> **Problem**: Present the following data again exactly as it is shown.

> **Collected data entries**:
______________________________
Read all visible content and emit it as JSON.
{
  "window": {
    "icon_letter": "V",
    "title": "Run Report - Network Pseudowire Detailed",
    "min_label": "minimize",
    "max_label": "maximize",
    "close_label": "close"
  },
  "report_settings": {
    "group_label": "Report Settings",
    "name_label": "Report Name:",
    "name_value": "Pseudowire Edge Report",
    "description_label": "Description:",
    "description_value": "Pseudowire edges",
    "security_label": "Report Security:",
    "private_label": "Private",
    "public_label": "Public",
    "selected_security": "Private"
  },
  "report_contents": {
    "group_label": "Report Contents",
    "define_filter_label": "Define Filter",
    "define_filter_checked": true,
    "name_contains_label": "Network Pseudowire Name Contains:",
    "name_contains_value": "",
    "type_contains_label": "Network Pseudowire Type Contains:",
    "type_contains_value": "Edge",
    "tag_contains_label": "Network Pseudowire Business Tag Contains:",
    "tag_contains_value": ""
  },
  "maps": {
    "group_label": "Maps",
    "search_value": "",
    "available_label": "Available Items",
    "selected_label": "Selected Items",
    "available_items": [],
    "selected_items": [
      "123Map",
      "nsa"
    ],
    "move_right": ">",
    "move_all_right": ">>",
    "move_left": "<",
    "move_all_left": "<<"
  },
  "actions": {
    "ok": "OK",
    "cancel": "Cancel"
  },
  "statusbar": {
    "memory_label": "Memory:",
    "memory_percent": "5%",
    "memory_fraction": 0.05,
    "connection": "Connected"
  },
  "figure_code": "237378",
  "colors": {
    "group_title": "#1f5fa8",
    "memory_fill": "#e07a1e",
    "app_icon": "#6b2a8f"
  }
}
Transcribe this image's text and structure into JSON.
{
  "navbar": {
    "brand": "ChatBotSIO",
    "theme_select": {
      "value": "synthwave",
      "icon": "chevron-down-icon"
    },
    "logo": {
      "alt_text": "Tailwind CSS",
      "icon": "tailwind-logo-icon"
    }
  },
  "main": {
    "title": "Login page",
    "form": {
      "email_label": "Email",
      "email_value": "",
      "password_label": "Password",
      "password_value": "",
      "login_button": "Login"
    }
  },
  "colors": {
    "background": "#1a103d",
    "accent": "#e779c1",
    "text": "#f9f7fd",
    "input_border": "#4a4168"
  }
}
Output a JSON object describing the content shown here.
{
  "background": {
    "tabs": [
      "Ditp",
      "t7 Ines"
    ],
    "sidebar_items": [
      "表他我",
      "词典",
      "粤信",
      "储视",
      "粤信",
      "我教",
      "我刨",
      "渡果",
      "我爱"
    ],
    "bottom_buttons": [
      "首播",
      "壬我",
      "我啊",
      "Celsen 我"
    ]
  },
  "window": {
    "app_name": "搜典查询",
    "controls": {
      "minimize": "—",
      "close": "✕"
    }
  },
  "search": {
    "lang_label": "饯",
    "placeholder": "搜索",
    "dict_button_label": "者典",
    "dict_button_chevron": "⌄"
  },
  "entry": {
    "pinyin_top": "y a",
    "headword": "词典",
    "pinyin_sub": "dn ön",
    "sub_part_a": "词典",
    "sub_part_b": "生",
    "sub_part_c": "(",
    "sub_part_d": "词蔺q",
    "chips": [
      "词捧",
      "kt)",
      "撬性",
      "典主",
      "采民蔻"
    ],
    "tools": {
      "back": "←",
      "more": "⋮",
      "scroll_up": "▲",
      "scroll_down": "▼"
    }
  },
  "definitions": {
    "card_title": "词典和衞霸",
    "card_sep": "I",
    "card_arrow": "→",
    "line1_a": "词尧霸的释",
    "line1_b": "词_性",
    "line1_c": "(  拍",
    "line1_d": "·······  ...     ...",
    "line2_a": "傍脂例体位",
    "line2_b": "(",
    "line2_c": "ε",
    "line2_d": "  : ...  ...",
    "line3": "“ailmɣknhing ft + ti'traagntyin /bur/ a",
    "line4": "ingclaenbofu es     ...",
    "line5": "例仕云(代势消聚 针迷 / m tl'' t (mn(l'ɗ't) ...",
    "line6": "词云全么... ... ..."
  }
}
______________________________
> **Answer to the exercise**:
Read all visible content and emit it as JSON.
{
  "window": {
    "icon_letter": "V",
    "title": "Run Report - Network Pseudowire Detailed",
    "min_label": "minimize",
    "max_label": "maximize",
    "close_label": "close"
  },
  "report_settings": {
    "group_label": "Report Settings",
    "name_label": "Report Name:",
    "name_value": "Pseudowire Edge Report",
    "description_label": "Description:",
    "description_value": "Pseudowire edges",
    "security_label": "Report Security:",
    "private_label": "Private",
    "public_label": "Public",
    "selected_security": "Private"
  },
  "report_contents": {
    "group_label": "Report Contents",
    "define_filter_label": "Define Filter",
    "define_filter_checked": true,
    "name_contains_label": "Network Pseudowire Name Contains:",
    "name_contains_value": "",
    "type_contains_label": "Network Pseudowire Type Contains:",
    "type_contains_value": "Edge",
    "tag_contains_label": "Network Pseudowire Business Tag Contains:",
    "tag_contains_value": ""
  },
  "maps": {
    "group_label": "Maps",
    "search_value": "",
    "available_label": "Available Items",
    "selected_label": "Selected Items",
    "available_items": [],
    "selected_items": [
      "123Map",
      "nsa"
    ],
    "move_right": ">",
    "move_all_right": ">>",
    "move_left": "<",
    "move_all_left": "<<"
  },
  "actions": {
    "ok": "OK",
    "cancel": "Cancel"
  },
  "statusbar": {
    "memory_label": "Memory:",
    "memory_percent": "5%",
    "memory_fraction": 0.05,
    "connection": "Connected"
  },
  "figure_code": "237378",
  "colors": {
    "group_title": "#1f5fa8",
    "memory_fill": "#e07a1e",
    "app_icon": "#6b2a8f"
  }
}
Transcribe this image's text and structure into JSON.
{
  "navbar": {
    "brand": "ChatBotSIO",
    "theme_select": {
      "value": "synthwave",
      "icon": "chevron-down-icon"
    },
    "logo": {
      "alt_text": "Tailwind CSS",
      "icon": "tailwind-logo-icon"
    }
  },
  "main": {
    "title": "Login page",
    "form": {
      "email_label": "Email",
      "email_value": "",
      "password_label": "Password",
      "password_value": "",
      "login_button": "Login"
    }
  },
  "colors": {
    "background": "#1a103d",
    "accent": "#e779c1",
    "text": "#f9f7fd",
    "input_border": "#4a4168"
  }
}
Output a JSON object describing the content shown here.
{
  "background": {
    "tabs": [
      "Ditp",
      "t7 Ines"
    ],
    "sidebar_items": [
      "表他我",
      "词典",
      "粤信",
      "储视",
      "粤信",
      "我教",
      "我刨",
      "渡果",
      "我爱"
    ],
    "bottom_buttons": [
      "首播",
      "壬我",
      "我啊",
      "Celsen 我"
    ]
  },
  "window": {
    "app_name": "搜典查询",
    "controls": {
      "minimize": "—",
      "close": "✕"
    }
  },
  "search": {
    "lang_label": "饯",
    "placeholder": "搜索",
    "dict_button_label": "者典",
    "dict_button_chevron": "⌄"
  },
  "entry": {
    "pinyin_top": "y a",
    "headword": "词典",
    "pinyin_sub": "dn ön",
    "sub_part_a": "词典",
    "sub_part_b": "生",
    "sub_part_c": "(",
    "sub_part_d": "词蔺q",
    "chips": [
      "词捧",
      "kt)",
      "撬性",
      "典主",
      "采民蔻"
    ],
    "tools": {
      "back": "←",
      "more": "⋮",
      "scroll_up": "▲",
      "scroll_down": "▼"
    }
  },
  "definitions": {
    "card_title": "词典和衞霸",
    "card_sep": "I",
    "card_arrow": "→",
    "line1_a": "词尧霸的释",
    "line1_b": "词_性",
    "line1_c": "(  拍",
    "line1_d": "·······  ...     ...",
    "line2_a": "傍脂例体位",
    "line2_b": "(",
    "line2_c": "ε",
    "line2_d": "  : ...  ...",
    "line3": "“ailmɣknhing ft + ti'traagntyin /bur/ a",
    "line4": "ingclaenbofu es     ...",
    "line5": "例仕云(代势消聚 针迷 / m tl'' t (mn(l'ɗ't) ...",
    "line6": "词云全么... ... ..."
  }
}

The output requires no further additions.